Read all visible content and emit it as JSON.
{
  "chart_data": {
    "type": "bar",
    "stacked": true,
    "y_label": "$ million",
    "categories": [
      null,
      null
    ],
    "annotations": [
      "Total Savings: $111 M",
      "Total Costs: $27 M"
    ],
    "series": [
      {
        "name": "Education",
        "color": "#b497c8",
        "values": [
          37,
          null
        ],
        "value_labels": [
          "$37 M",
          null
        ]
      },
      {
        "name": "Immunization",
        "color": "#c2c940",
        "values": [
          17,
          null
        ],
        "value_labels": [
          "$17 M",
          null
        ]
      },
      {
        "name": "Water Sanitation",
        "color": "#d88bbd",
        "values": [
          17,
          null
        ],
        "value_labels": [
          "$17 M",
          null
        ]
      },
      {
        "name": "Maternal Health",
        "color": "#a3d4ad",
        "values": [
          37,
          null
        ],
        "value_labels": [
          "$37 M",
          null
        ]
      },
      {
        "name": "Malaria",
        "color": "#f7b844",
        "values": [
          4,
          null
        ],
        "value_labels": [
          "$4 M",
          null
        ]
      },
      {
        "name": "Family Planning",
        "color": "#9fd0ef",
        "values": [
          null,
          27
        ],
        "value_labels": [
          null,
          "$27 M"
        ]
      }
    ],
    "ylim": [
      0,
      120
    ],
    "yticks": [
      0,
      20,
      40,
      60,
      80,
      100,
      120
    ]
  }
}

···

State how many lines above contain the string "color", with no other words.

Written answer:
6